◆ RECORDS SHOWN ◆
%%
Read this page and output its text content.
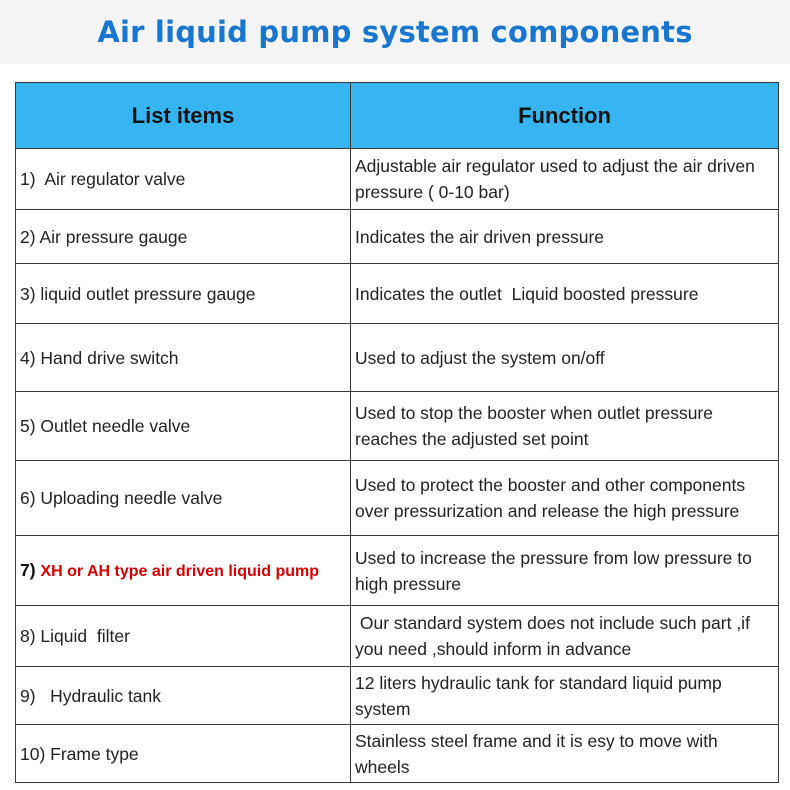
Air liquid pump system components
List items	Function
1)  Air regulator valve	Adjustable air regulator used to adjust the air driven pressure ( 0-10 bar)
2) Air pressure gauge	Indicates the air driven pressure
3) liquid outlet pressure gauge	Indicates the outlet  Liquid boosted pressure
4) Hand drive switch	Used to adjust the system on/off
5) Outlet needle valve	Used to stop the booster when outlet pressure reaches the adjusted set point
6) Uploading needle valve	Used to protect the booster and other components over pressurization and release the high pressure
7) XH or AH type air driven liquid pump	Used to increase the pressure from low pressure to high pressure
8) Liquid  filter	Our standard system does not include such part ,if you need ,should inform in advance
9)   Hydraulic tank	12 liters hydraulic tank for standard liquid pump system
10) Frame type	Stainless steel frame and it is esy to move with wheels
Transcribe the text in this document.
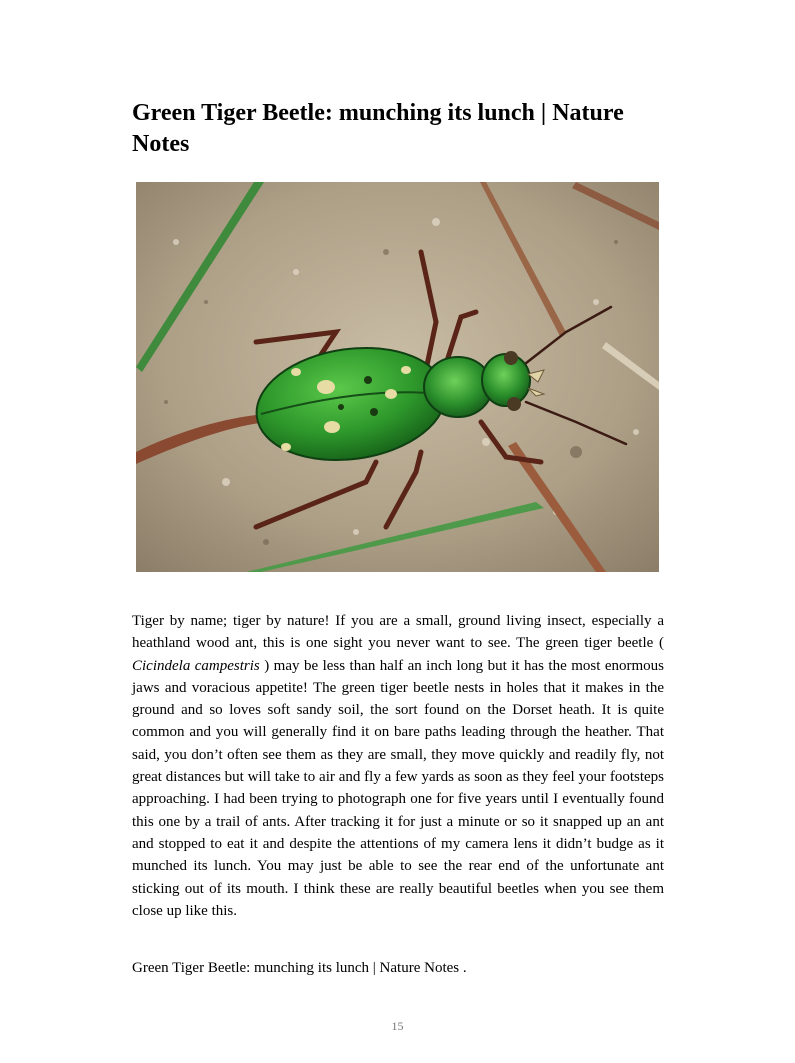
Green Tiger Beetle: munching its lunch | Nature Notes

Tiger by name; tiger by nature! If you are a small, ground living insect, especially a heathland wood ant, this is one sight you never want to see. The green tiger beetle ( Cicindela campestris ) may be less than half an inch long but it has the most enormous jaws and voracious appetite! The green tiger beetle nests in holes that it makes in the ground and so loves soft sandy soil, the sort found on the Dorset heath. It is quite common and you will generally find it on bare paths leading through the heather. That said, you don’t often see them as they are small, they move quickly and readily fly, not great distances but will take to air and fly a few yards as soon as they feel your footsteps approaching. I had been trying to photograph one for five years until I eventually found this one by a trail of ants. After tracking it for just a minute or so it snapped up an ant and stopped to eat it and despite the attentions of my camera lens it didn’t budge as it munched its lunch. You may just be able to see the rear end of the unfortunate ant sticking out of its mouth. I think these are really beautiful beetles when you see them close up like this.

Green Tiger Beetle: munching its lunch | Nature Notes .

15
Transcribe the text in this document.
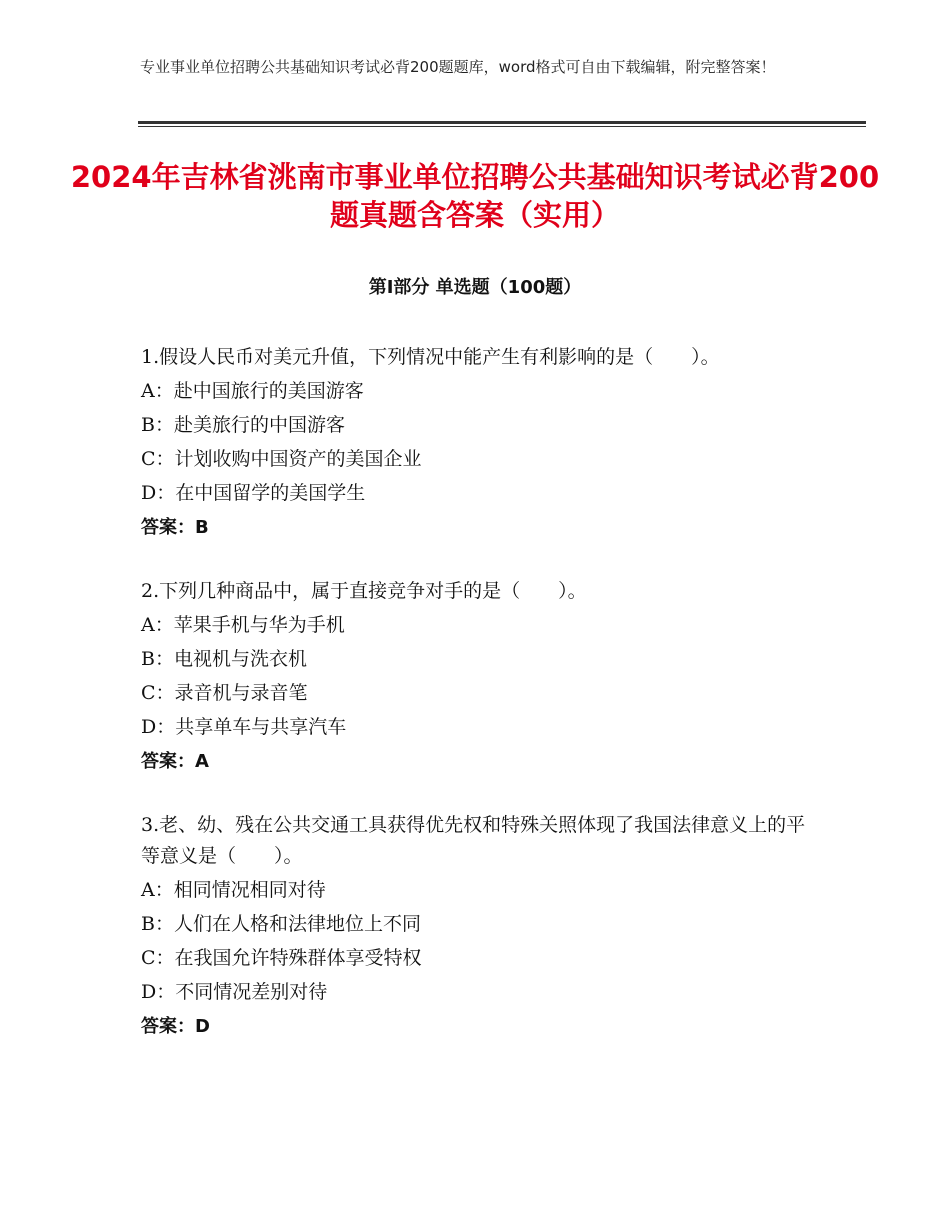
专业事业单位招聘公共基础知识考试必背200题题库，word格式可自由下载编辑，附完整答案！
2024年吉林省洮南市事业单位招聘公共基础知识考试必背200题真题含答案（实用）
第Ⅰ部分 单选题（100题）
1.假设人民币对美元升值，下列情况中能产生有利影响的是（　　）。
A：赴中国旅行的美国游客
B：赴美旅行的中国游客
C：计划收购中国资产的美国企业
D：在中国留学的美国学生
答案：B
2.下列几种商品中，属于直接竞争对手的是（　　）。
A：苹果手机与华为手机
B：电视机与洗衣机
C：录音机与录音笔
D：共享单车与共享汽车
答案：A
3.老、幼、残在公共交通工具获得优先权和特殊关照体现了我国法律意义上的平等意义是（　　）。
A：相同情况相同对待
B：人们在人格和法律地位上不同
C：在我国允许特殊群体享受特权
D：不同情况差别对待
答案：D
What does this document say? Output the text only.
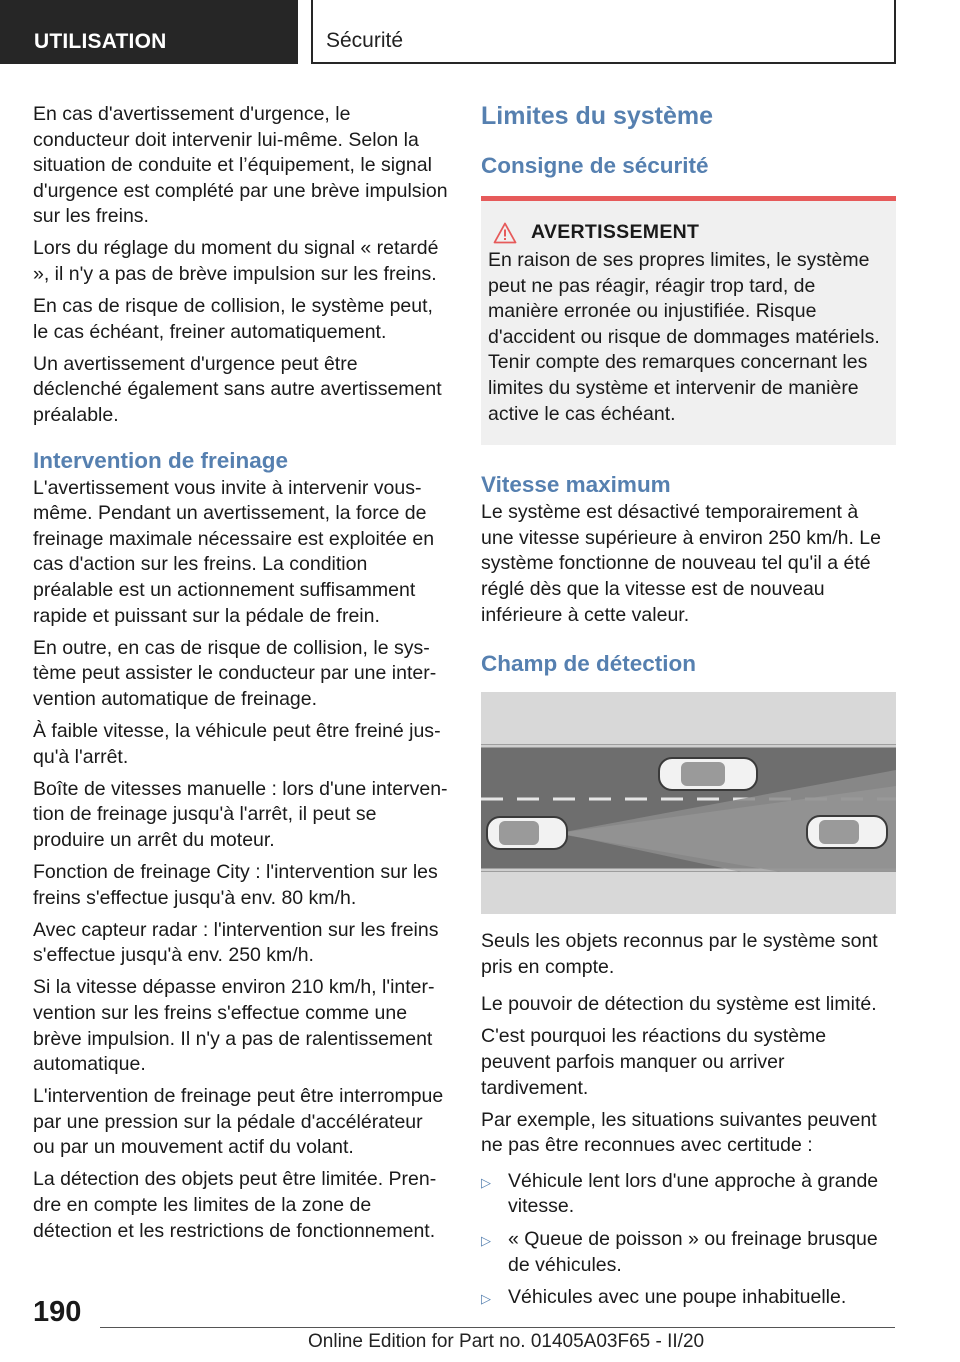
UTILISATION	Sécurité

En cas d'avertissement d'urgence, le conducteur doit intervenir lui-même. Selon la situation de conduite et l’équipement, le signal d'urgence est complété par une brève impulsion sur les freins.

Lors du réglage du moment du signal « retardé », il n'y a pas de brève impulsion sur les freins.

En cas de risque de collision, le système peut, le cas échéant, freiner automatiquement.

Un avertissement d'urgence peut être déclenché également sans autre avertissement préalable.

Intervention de freinage

L'avertissement vous invite à intervenir vous-même. Pendant un avertissement, la force de freinage maximale nécessaire est exploitée en cas d'action sur les freins. La condition préalable est un actionnement suffisamment rapide et puissant sur la pédale de frein.

En outre, en cas de risque de collision, le système peut assister le conducteur par une intervention automatique de freinage.

À faible vitesse, la véhicule peut être freiné jusqu'à l'arrêt.

Boîte de vitesses manuelle : lors d'une intervention de freinage jusqu'à l'arrêt, il peut se produire un arrêt du moteur.

Fonction de freinage City : l'intervention sur les freins s'effectue jusqu'à env. 80 km/h.

Avec capteur radar : l'intervention sur les freins s'effectue jusqu'à env. 250 km/h.

Si la vitesse dépasse environ 210 km/h, l'intervention sur les freins s'effectue comme une brève impulsion. Il n'y a pas de ralentissement automatique.

L'intervention de freinage peut être interrompue par une pression sur la pédale d'accélérateur ou par un mouvement actif du volant.

La détection des objets peut être limitée. Prendre en compte les limites de la zone de détection et les restrictions de fonctionnement.

Limites du système
Consigne de sécurité
AVERTISSEMENT

En raison de ses propres limites, le système peut ne pas réagir, réagir trop tard, de manière erronée ou injustifiée. Risque d'accident ou risque de dommages matériels. Tenir compte des remarques concernant les limites du système et intervenir de manière active le cas échéant.

Vitesse maximum

Le système est désactivé temporairement à une vitesse supérieure à environ 250 km/h. Le système fonctionne de nouveau tel qu'il a été réglé dès que la vitesse est de nouveau inférieure à cette valeur.

Champ de détection

Seuls les objets reconnus par le système sont pris en compte.

Le pouvoir de détection du système est limité.

C'est pourquoi les réactions du système peuvent parfois manquer ou arriver tardivement.

Par exemple, les situations suivantes peuvent ne pas être reconnues avec certitude :

▷ Véhicule lent lors d'une approche à grande vitesse.
▷ « Queue de poisson » ou freinage brusque de véhicules.
▷ Véhicules avec une poupe inhabituelle.
190
Online Edition for Part no. 01405A03F65 - II/20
%%
◆ DO THIS ◆
Report all lines of the material that contain the word "pump".

◆ FULL SOLUTION ◆
Air liquid pump system components
7) XH or AH type air driven liquid pump	Used to increase the pressure from low pressure to high pressure
9)   Hydraulic tank	12 liters hydraulic tank for standard liquid pump system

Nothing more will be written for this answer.